* EXERCISE OBJECTIVE *
Reproduce the complete listing without any deviation.

* EXTRACTED DATA *
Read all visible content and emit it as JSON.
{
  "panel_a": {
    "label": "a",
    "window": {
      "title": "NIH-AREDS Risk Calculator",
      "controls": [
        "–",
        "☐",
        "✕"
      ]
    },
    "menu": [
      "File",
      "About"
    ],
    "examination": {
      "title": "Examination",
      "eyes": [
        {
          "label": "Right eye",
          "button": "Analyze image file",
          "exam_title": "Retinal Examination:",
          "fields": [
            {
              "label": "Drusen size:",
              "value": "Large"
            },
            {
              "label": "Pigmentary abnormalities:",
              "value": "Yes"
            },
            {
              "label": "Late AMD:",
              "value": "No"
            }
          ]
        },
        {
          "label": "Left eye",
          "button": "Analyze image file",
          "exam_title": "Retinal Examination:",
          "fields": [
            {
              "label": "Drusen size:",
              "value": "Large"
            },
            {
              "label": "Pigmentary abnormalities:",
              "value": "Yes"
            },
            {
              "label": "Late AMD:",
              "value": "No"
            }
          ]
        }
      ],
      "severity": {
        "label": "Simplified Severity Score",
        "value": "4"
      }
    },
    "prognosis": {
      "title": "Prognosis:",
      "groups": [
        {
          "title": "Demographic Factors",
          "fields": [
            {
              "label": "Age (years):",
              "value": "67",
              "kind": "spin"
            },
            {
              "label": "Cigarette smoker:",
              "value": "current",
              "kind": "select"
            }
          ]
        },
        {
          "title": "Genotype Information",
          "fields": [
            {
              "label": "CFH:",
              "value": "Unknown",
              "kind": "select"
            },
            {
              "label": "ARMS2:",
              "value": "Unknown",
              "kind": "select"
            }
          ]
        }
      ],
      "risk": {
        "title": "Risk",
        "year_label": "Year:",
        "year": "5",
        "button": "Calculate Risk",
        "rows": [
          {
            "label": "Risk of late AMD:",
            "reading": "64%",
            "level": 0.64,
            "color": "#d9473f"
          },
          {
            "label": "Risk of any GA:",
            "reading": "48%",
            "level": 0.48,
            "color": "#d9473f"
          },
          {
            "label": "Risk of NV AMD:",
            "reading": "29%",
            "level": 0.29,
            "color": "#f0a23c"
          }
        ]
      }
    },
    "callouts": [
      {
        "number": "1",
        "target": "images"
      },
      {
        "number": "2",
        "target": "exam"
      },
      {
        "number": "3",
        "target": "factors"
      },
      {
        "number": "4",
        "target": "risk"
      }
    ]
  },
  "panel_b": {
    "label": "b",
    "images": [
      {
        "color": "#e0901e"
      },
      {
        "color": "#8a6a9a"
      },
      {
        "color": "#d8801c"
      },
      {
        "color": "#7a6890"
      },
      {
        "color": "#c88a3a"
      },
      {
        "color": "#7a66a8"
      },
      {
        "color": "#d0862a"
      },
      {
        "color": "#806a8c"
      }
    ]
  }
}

* ANSWER FOR THIS EXERCISE *
Read all visible content and emit it as JSON.
{
  "panel_a": {
    "label": "a",
    "window": {
      "title": "NIH-AREDS Risk Calculator",
      "controls": [
        "–",
        "☐",
        "✕"
      ]
    },
    "menu": [
      "File",
      "About"
    ],
    "examination": {
      "title": "Examination",
      "eyes": [
        {
          "label": "Right eye",
          "button": "Analyze image file",
          "exam_title": "Retinal Examination:",
          "fields": [
            {
              "label": "Drusen size:",
              "value": "Large"
            },
            {
              "label": "Pigmentary abnormalities:",
              "value": "Yes"
            },
            {
              "label": "Late AMD:",
              "value": "No"
            }
          ]
        },
        {
          "label": "Left eye",
          "button": "Analyze image file",
          "exam_title": "Retinal Examination:",
          "fields": [
            {
              "label": "Drusen size:",
              "value": "Large"
            },
            {
              "label": "Pigmentary abnormalities:",
              "value": "Yes"
            },
            {
              "label": "Late AMD:",
              "value": "No"
            }
          ]
        }
      ],
      "severity": {
        "label": "Simplified Severity Score",
        "value": "4"
      }
    },
    "prognosis": {
      "title": "Prognosis:",
      "groups": [
        {
          "title": "Demographic Factors",
          "fields": [
            {
              "label": "Age (years):",
              "value": "67",
              "kind": "spin"
            },
            {
              "label": "Cigarette smoker:",
              "value": "current",
              "kind": "select"
            }
          ]
        },
        {
          "title": "Genotype Information",
          "fields": [
            {
              "label": "CFH:",
              "value": "Unknown",
              "kind": "select"
            },
            {
              "label": "ARMS2:",
              "value": "Unknown",
              "kind": "select"
            }
          ]
        }
      ],
      "risk": {
        "title": "Risk",
        "year_label": "Year:",
        "year": "5",
        "button": "Calculate Risk",
        "rows": [
          {
            "label": "Risk of late AMD:",
            "reading": "64%",
            "level": 0.64,
            "color": "#d9473f"
          },
          {
            "label": "Risk of any GA:",
            "reading": "48%",
            "level": 0.48,
            "color": "#d9473f"
          },
          {
            "label": "Risk of NV AMD:",
            "reading": "29%",
            "level": 0.29,
            "color": "#f0a23c"
          }
        ]
      }
    },
    "callouts": [
      {
        "number": "1",
        "target": "images"
      },
      {
        "number": "2",
        "target": "exam"
      },
      {
        "number": "3",
        "target": "factors"
      },
      {
        "number": "4",
        "target": "risk"
      }
    ]
  },
  "panel_b": {
    "label": "b",
    "images": [
      {
        "color": "#e0901e"
      },
      {
        "color": "#8a6a9a"
      },
      {
        "color": "#d8801c"
      },
      {
        "color": "#7a6890"
      },
      {
        "color": "#c88a3a"
      },
      {
        "color": "#7a66a8"
      },
      {
        "color": "#d0862a"
      },
      {
        "color": "#806a8c"
      }
    ]
  }
}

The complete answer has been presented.